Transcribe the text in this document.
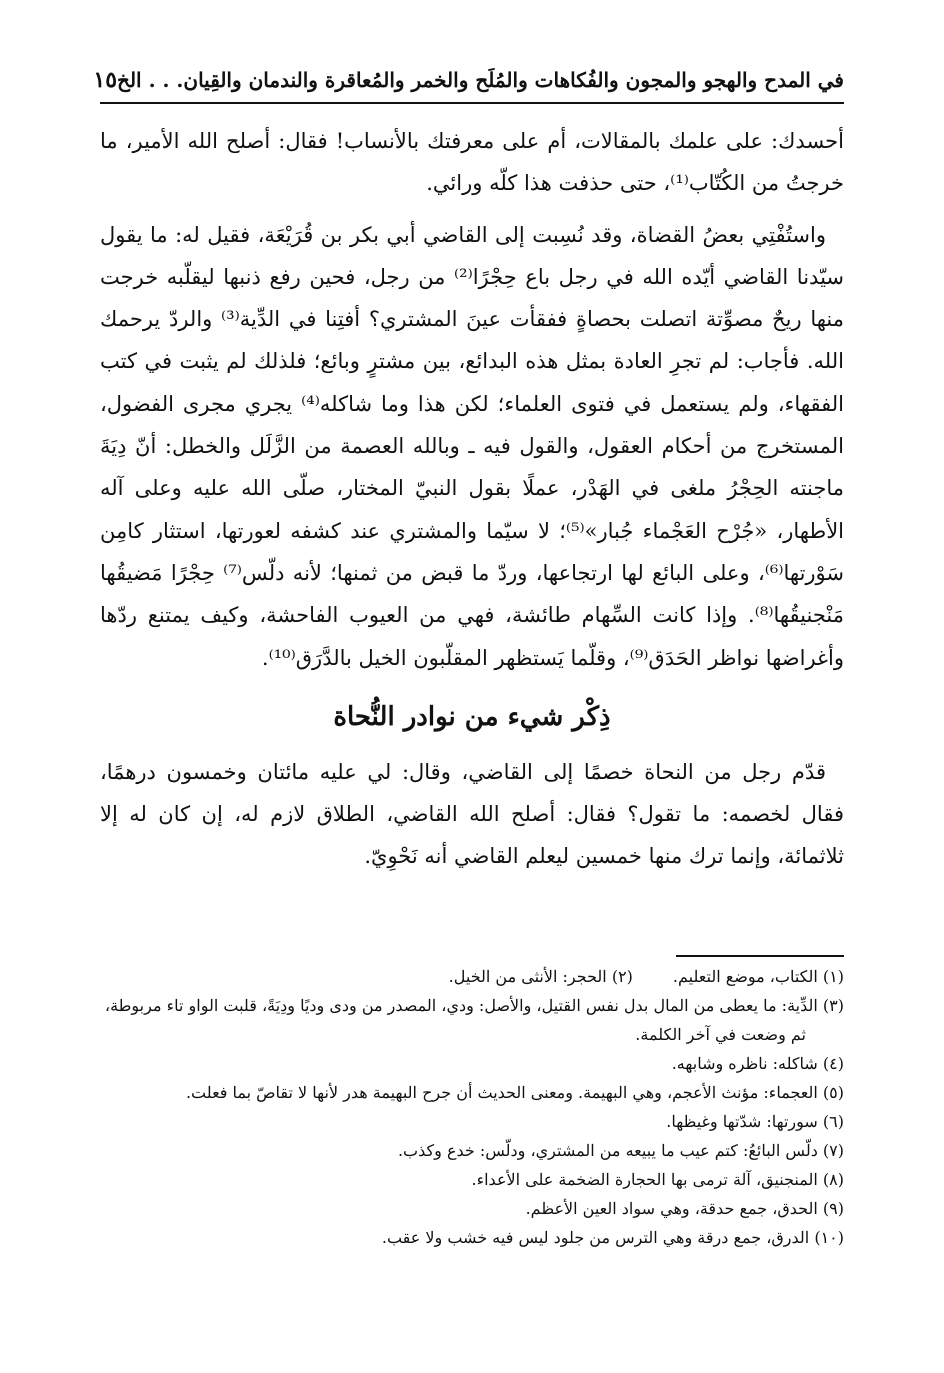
في المدح والهجو والمجون والفُكاهات والمُلَح والخمر والمُعاقرة والندمان والقِيان. . . الخ
١٥

أحسدك: على علمك بالمقالات، أم على معرفتك بالأنساب! فقال: أصلح الله الأمير، ما خرجتُ من الكُتّاب⁽¹⁾، حتى حذفت هذا كلّه ورائي.

واستُفْتِي بعضُ القضاة، وقد نُسِبت إلى القاضي أبي بكر بن قُرَيْعَة، فقيل له: ما يقول سيّدنا القاضي أيّده الله في رجل باع حِجْرًا⁽²⁾ من رجل، فحين رفع ذنبها ليقلّبه خرجت منها ريحٌ مصوِّتة اتصلت بحصاةٍ ففقأت عينَ المشتري؟ أفتِنا في الدِّية⁽³⁾ والردّ يرحمك الله. فأجاب: لم تجرِ العادة بمثل هذه البدائع، بين مشترٍ وبائع؛ فلذلك لم يثبت في كتب الفقهاء، ولم يستعمل في فتوى العلماء؛ لكن هذا وما شاكله⁽⁴⁾ يجري مجرى الفضول، المستخرج من أحكام العقول، والقول فيه ـ وبالله العصمة من الزَّلَل والخطل: أنّ دِيَةَ ماجنته الحِجْرُ ملغى في الهَدْر، عملًا بقول النبيّ المختار، صلّى الله عليه وعلى آله الأطهار، «جُرْح العَجْماء جُبار»⁽⁵⁾؛ لا سيّما والمشتري عند كشفه لعورتها، استثار كامِن سَوْرتها⁽⁶⁾، وعلى البائع لها ارتجاعها، وردّ ما قبض من ثمنها؛ لأنه دلّس⁽⁷⁾ حِجْرًا مَضيقُها مَنْجنيقُها⁽⁸⁾. وإذا كانت السِّهام طائشة، فهي من العيوب الفاحشة، وكيف يمتنع ردّها وأغراضها نواظر الحَدَق⁽⁹⁾، وقلّما يَستظهر المقلّبون الخيل بالدَّرَق⁽¹⁰⁾.

ذِكْر شيء من نوادر النُّحاة

قدّم رجل من النحاة خصمًا إلى القاضي، وقال: لي عليه مائتان وخمسون درهمًا، فقال لخصمه: ما تقول؟ فقال: أصلح الله القاضي، الطلاق لازم له، إن كان له إلا ثلاثمائة، وإنما ترك منها خمسين ليعلم القاضي أنه نَحْوِيّ.

(١) الكتاب، موضع التعليم.

(٢) الحجر: الأنثى من الخيل.

(٣) الدِّية: ما يعطى من المال بدل نفس القتيل، والأصل: ودي، المصدر من ودى وديًا ودِيَةً، قلبت الواو تاء مربوطة، ثم وضعت في آخر الكلمة.

(٤) شاكله: ناظره وشابهه.

(٥) العجماء: مؤنث الأعجم، وهي البهيمة. ومعنى الحديث أن جرح البهيمة هدر لأنها لا تقاصّ بما فعلت.

(٦) سورتها: شدّتها وغيظها.

(٧) دلّس البائعُ: كتم عيب ما يبيعه من المشتري، ودلّس: خدع وكذب.

(٨) المنجنيق، آلة ترمى بها الحجارة الضخمة على الأعداء.

(٩) الحدق، جمع حدقة، وهي سواد العين الأعظم.

(١٠) الدرق، جمع درقة وهي الترس من جلود ليس فيه خشب ولا عقب.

####################

GIVEN REQUEST:
From the listing above, pick out each line where the word "القاضي" appears.

ANSWER TO THIS TASK:
واستُفْتِي بعضُ القضاة، وقد نُسِبت إلى القاضي أبي بكر بن قُرَيْعَة، فقيل له: ما يقول سيّدنا القاضي أيّده الله في رجل باع حِجْرًا⁽²⁾ من رجل، فحين رفع ذنبها ليقلّبه خرجت منها ريحٌ مصوِّتة اتصلت بحصاةٍ ففقأت عينَ المشتري؟ أفتِنا في الدِّية⁽³⁾ والردّ يرحمك الله. فأجاب: لم تجرِ العادة بمثل هذه البدائع، بين مشترٍ وبائع؛ فلذلك لم يثبت في كتب الفقهاء، ولم يستعمل في فتوى العلماء؛ لكن هذا وما شاكله⁽⁴⁾ يجري مجرى الفضول، المستخرج من أحكام العقول، والقول فيه ـ وبالله العصمة من الزَّلَل والخطل: أنّ دِيَةَ ماجنته الحِجْرُ ملغى في الهَدْر، عملًا بقول النبيّ المختار، صلّى الله عليه وعلى آله الأطهار، «جُرْح العَجْماء جُبار»⁽⁵⁾؛ لا سيّما والمشتري عند كشفه لعورتها، استثار كامِن سَوْرتها⁽⁶⁾، وعلى البائع لها ارتجاعها، وردّ ما قبض من ثمنها؛ لأنه دلّس⁽⁷⁾ حِجْرًا مَضيقُها مَنْجنيقُها⁽⁸⁾. وإذا كانت السِّهام طائشة، فهي من العيوب الفاحشة، وكيف يمتنع ردّها وأغراضها نواظر الحَدَق⁽⁹⁾، وقلّما يَستظهر المقلّبون الخيل بالدَّرَق⁽¹⁰⁾.
قدّم رجل من النحاة خصمًا إلى القاضي، وقال: لي عليه مائتان وخمسون درهمًا، فقال لخصمه: ما تقول؟ فقال: أصلح الله القاضي، الطلاق لازم له، إن كان له إلا ثلاثمائة، وإنما ترك منها خمسين ليعلم القاضي أنه نَحْوِيّ.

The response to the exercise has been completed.